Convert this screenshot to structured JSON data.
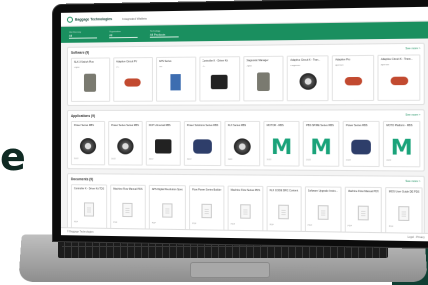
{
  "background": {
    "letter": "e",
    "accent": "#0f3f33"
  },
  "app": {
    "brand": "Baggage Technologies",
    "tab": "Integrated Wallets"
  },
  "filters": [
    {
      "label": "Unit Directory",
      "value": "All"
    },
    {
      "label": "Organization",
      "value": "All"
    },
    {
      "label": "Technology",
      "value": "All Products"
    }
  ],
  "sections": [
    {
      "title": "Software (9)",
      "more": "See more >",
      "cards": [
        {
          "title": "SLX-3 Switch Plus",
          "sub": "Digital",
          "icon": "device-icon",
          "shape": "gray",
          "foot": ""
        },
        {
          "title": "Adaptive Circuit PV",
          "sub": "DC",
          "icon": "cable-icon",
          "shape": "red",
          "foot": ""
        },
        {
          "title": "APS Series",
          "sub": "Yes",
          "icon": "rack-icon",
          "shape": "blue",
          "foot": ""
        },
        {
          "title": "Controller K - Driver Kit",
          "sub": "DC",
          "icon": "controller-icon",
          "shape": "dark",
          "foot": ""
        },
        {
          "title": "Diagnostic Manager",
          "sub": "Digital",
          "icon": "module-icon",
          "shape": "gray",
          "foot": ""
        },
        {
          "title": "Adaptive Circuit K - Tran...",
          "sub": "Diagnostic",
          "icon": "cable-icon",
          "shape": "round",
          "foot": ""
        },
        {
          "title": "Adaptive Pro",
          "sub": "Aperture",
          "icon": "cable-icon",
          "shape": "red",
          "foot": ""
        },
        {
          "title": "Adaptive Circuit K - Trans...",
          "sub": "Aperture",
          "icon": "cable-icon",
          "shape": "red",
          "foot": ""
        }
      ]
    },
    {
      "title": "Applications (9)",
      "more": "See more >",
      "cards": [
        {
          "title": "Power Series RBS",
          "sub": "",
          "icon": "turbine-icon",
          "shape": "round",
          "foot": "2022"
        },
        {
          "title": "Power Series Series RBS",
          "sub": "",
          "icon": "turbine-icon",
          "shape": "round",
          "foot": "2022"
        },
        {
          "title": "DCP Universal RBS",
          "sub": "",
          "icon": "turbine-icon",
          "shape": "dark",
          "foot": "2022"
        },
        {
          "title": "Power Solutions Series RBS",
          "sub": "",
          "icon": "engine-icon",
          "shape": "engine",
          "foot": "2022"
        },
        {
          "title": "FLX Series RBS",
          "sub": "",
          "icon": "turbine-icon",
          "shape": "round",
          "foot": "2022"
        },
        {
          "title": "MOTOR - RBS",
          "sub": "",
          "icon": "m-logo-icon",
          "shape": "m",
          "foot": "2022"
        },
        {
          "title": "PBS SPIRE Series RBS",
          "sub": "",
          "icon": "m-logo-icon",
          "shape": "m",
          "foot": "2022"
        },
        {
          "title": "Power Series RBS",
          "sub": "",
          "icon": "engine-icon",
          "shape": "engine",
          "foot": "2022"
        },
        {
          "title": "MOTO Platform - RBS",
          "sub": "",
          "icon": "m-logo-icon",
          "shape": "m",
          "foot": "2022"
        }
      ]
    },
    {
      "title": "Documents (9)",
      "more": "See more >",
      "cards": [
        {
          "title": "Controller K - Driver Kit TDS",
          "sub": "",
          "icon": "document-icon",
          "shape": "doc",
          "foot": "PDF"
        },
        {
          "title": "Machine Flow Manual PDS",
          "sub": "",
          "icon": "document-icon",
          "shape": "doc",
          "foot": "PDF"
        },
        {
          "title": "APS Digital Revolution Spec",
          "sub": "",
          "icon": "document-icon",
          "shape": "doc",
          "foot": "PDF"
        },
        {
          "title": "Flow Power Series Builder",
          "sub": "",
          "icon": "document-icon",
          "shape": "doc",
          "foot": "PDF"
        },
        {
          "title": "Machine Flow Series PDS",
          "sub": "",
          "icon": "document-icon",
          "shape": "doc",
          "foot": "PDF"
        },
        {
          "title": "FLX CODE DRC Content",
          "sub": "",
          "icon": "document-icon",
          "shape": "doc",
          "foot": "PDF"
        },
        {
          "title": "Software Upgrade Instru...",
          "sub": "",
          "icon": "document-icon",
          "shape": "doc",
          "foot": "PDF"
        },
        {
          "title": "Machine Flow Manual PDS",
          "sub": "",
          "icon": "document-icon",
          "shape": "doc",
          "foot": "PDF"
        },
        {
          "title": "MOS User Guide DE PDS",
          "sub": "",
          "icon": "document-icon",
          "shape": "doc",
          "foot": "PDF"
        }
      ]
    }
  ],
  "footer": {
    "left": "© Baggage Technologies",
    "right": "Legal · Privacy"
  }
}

--

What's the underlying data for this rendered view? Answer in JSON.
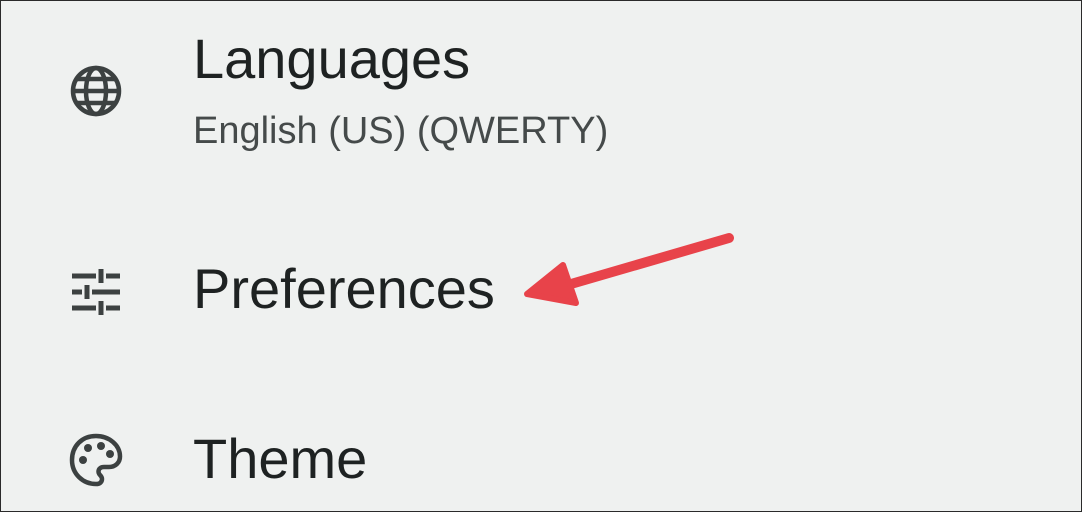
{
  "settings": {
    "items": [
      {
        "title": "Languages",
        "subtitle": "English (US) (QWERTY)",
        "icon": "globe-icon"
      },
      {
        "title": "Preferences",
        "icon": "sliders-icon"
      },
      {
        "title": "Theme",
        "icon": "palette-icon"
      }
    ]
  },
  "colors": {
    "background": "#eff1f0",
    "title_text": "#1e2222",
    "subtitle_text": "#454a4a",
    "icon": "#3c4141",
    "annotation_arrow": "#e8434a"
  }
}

## Prompt
Show every line in the entries where the string "label" occurs.

## Response below
      "label": "Unit Directory",
      "label": "Organization",
      "label": "Technology",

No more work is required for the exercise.